Extract the full set of records that follows, word for word.

'''

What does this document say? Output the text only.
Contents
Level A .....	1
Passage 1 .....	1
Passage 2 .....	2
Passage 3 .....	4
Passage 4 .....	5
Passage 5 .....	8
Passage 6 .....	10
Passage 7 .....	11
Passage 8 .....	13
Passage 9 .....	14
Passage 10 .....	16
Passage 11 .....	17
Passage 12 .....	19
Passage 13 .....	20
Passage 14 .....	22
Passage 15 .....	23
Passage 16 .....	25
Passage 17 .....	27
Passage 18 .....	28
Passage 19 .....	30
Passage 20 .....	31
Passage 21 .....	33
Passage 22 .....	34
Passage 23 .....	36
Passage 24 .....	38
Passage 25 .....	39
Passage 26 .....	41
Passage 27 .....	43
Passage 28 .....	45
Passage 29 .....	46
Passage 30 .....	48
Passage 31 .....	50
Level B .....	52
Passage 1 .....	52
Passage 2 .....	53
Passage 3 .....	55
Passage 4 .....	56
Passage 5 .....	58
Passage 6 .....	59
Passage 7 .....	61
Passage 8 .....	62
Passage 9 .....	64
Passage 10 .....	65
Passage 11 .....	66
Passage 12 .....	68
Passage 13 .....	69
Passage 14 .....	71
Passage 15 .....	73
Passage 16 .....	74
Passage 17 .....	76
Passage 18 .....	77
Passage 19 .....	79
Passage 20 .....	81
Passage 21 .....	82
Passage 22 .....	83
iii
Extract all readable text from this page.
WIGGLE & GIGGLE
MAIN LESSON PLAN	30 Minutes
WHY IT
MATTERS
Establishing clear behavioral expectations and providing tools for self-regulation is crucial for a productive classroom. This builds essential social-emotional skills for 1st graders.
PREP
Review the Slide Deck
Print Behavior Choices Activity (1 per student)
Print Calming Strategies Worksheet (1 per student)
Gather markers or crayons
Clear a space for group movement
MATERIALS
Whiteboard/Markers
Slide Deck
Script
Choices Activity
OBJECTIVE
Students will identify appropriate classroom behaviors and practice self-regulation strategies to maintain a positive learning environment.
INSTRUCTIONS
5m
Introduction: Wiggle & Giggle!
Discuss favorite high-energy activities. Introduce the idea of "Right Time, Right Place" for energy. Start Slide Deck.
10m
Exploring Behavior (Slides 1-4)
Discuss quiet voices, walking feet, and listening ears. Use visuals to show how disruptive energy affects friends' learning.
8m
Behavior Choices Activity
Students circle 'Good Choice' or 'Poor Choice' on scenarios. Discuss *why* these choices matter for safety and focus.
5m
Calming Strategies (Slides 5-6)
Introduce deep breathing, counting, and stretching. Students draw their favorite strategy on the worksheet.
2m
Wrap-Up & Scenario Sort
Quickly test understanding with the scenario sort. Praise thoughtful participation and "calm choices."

'''

▸ Finished task:
What does this document say? Output the text only.
Contents
Level A .....	1
Passage 1 .....	1
Passage 2 .....	2
Passage 3 .....	4
Passage 4 .....	5
Passage 5 .....	8
Passage 6 .....	10
Passage 7 .....	11
Passage 8 .....	13
Passage 9 .....	14
Passage 10 .....	16
Passage 11 .....	17
Passage 12 .....	19
Passage 13 .....	20
Passage 14 .....	22
Passage 15 .....	23
Passage 16 .....	25
Passage 17 .....	27
Passage 18 .....	28
Passage 19 .....	30
Passage 20 .....	31
Passage 21 .....	33
Passage 22 .....	34
Passage 23 .....	36
Passage 24 .....	38
Passage 25 .....	39
Passage 26 .....	41
Passage 27 .....	43
Passage 28 .....	45
Passage 29 .....	46
Passage 30 .....	48
Passage 31 .....	50
Level B .....	52
Passage 1 .....	52
Passage 2 .....	53
Passage 3 .....	55
Passage 4 .....	56
Passage 5 .....	58
Passage 6 .....	59
Passage 7 .....	61
Passage 8 .....	62
Passage 9 .....	64
Passage 10 .....	65
Passage 11 .....	66
Passage 12 .....	68
Passage 13 .....	69
Passage 14 .....	71
Passage 15 .....	73
Passage 16 .....	74
Passage 17 .....	76
Passage 18 .....	77
Passage 19 .....	79
Passage 20 .....	81
Passage 21 .....	82
Passage 22 .....	83
iii
Extract all readable text from this page.
WIGGLE & GIGGLE
MAIN LESSON PLAN	30 Minutes
WHY IT
MATTERS
Establishing clear behavioral expectations and providing tools for self-regulation is crucial for a productive classroom. This builds essential social-emotional skills for 1st graders.
PREP
Review the Slide Deck
Print Behavior Choices Activity (1 per student)
Print Calming Strategies Worksheet (1 per student)
Gather markers or crayons
Clear a space for group movement
MATERIALS
Whiteboard/Markers
Slide Deck
Script
Choices Activity
OBJECTIVE
Students will identify appropriate classroom behaviors and practice self-regulation strategies to maintain a positive learning environment.
INSTRUCTIONS
5m
Introduction: Wiggle & Giggle!
Discuss favorite high-energy activities. Introduce the idea of "Right Time, Right Place" for energy. Start Slide Deck.
10m
Exploring Behavior (Slides 1-4)
Discuss quiet voices, walking feet, and listening ears. Use visuals to show how disruptive energy affects friends' learning.
8m
Behavior Choices Activity
Students circle 'Good Choice' or 'Poor Choice' on scenarios. Discuss *why* these choices matter for safety and focus.
5m
Calming Strategies (Slides 5-6)
Introduce deep breathing, counting, and stretching. Students draw their favorite strategy on the worksheet.
2m
Wrap-Up & Scenario Sort
Quickly test understanding with the scenario sort. Praise thoughtful participation and "calm choices."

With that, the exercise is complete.